Data |
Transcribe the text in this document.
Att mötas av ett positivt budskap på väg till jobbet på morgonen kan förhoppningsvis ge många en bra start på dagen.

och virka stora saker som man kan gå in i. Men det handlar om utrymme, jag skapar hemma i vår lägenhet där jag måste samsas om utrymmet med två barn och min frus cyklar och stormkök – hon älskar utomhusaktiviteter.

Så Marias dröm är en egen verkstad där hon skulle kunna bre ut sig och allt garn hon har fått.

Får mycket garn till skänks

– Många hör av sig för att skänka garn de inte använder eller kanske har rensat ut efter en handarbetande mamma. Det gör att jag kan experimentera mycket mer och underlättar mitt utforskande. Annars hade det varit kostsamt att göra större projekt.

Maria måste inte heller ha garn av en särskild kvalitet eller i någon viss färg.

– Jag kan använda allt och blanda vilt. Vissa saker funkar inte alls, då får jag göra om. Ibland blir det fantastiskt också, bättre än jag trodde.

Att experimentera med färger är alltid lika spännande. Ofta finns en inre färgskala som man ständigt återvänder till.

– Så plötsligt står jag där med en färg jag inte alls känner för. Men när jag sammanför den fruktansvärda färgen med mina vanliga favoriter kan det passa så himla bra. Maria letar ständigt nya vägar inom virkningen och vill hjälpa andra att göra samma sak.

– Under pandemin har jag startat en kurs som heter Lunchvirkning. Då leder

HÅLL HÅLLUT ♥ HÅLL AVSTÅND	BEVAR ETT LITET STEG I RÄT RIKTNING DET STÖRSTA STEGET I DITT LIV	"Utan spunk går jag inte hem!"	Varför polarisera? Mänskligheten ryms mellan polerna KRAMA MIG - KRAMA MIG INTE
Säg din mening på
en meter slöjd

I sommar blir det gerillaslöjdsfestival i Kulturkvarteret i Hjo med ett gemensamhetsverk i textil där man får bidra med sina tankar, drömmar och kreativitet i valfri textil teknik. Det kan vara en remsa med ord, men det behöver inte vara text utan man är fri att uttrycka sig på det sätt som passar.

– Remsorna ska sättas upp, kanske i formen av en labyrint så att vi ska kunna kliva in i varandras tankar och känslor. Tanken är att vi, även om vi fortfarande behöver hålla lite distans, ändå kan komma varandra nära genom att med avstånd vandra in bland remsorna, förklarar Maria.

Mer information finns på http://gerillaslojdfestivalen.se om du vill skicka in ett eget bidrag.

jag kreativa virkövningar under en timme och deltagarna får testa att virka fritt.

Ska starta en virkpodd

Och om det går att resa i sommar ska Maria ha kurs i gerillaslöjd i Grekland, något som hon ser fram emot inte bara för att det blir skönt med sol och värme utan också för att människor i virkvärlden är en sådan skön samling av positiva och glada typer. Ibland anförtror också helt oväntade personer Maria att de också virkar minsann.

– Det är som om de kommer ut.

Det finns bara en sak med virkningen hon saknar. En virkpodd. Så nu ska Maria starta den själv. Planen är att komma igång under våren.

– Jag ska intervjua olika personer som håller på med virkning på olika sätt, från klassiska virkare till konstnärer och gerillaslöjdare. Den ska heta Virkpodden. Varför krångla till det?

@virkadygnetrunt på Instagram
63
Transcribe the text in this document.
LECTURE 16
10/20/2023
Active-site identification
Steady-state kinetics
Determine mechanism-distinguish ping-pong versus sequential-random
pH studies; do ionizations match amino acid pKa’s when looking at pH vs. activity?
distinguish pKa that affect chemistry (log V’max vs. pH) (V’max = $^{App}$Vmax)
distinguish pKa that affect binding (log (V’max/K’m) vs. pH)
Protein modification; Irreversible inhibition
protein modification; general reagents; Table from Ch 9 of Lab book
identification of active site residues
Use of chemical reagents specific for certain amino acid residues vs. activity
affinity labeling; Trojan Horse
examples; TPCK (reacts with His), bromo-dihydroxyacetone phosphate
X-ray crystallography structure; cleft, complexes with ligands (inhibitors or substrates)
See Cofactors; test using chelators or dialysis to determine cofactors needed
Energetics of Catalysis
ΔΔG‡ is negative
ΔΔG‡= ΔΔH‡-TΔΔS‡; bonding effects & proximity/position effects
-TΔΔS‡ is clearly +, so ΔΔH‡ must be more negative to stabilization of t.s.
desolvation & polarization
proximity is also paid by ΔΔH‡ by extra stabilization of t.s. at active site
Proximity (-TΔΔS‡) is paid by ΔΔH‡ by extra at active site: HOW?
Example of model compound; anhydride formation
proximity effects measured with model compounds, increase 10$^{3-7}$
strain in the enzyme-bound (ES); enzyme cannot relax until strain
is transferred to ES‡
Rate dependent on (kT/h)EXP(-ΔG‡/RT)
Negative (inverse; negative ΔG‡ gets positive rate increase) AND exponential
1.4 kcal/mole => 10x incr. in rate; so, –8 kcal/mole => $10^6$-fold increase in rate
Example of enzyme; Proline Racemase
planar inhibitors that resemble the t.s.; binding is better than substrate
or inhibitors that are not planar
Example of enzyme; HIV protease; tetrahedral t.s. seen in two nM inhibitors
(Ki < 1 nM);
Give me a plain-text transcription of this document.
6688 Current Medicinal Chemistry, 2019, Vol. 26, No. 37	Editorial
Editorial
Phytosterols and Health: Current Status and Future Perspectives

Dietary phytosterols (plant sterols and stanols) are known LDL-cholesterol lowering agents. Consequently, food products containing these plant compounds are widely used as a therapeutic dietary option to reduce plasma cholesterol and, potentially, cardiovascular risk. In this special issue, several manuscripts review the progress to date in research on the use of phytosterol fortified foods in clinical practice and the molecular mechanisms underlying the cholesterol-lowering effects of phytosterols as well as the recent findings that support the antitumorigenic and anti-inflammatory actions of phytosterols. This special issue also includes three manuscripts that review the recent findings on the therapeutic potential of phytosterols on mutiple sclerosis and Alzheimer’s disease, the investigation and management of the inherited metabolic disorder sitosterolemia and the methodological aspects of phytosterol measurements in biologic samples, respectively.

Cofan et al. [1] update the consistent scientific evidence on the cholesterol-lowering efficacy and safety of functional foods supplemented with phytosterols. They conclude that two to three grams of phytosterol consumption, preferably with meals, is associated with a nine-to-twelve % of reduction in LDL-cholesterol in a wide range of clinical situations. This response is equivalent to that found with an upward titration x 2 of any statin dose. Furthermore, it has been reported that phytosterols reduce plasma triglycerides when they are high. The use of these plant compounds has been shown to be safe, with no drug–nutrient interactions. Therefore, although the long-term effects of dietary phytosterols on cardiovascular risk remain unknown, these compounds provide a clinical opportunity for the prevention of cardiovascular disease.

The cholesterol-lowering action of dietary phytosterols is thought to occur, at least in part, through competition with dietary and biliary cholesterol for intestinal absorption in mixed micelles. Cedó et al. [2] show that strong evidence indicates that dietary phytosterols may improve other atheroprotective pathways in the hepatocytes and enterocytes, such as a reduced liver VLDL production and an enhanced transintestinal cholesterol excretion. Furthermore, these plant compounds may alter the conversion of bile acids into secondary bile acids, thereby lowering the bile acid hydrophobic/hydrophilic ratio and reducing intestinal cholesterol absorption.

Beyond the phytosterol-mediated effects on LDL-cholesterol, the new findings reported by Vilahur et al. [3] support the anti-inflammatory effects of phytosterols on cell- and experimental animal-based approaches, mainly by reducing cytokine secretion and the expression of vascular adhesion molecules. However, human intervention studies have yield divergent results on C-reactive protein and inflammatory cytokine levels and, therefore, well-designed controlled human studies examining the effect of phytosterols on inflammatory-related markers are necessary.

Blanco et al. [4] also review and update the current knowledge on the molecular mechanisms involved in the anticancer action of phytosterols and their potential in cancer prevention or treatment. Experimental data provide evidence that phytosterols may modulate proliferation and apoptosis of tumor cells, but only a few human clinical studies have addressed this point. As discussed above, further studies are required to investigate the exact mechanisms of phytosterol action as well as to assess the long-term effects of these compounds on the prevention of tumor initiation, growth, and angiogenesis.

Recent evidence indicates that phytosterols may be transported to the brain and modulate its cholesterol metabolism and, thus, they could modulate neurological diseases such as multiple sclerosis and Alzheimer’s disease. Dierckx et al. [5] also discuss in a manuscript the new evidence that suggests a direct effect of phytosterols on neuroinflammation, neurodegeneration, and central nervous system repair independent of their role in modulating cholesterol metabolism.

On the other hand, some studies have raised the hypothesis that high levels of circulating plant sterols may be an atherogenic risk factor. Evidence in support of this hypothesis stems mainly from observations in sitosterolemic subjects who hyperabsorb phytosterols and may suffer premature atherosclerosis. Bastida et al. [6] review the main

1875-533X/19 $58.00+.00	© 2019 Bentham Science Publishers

Exercise |
For the word "tankar", please say how many lines in the entries hold it, with only the number as the reply.

Task result |
2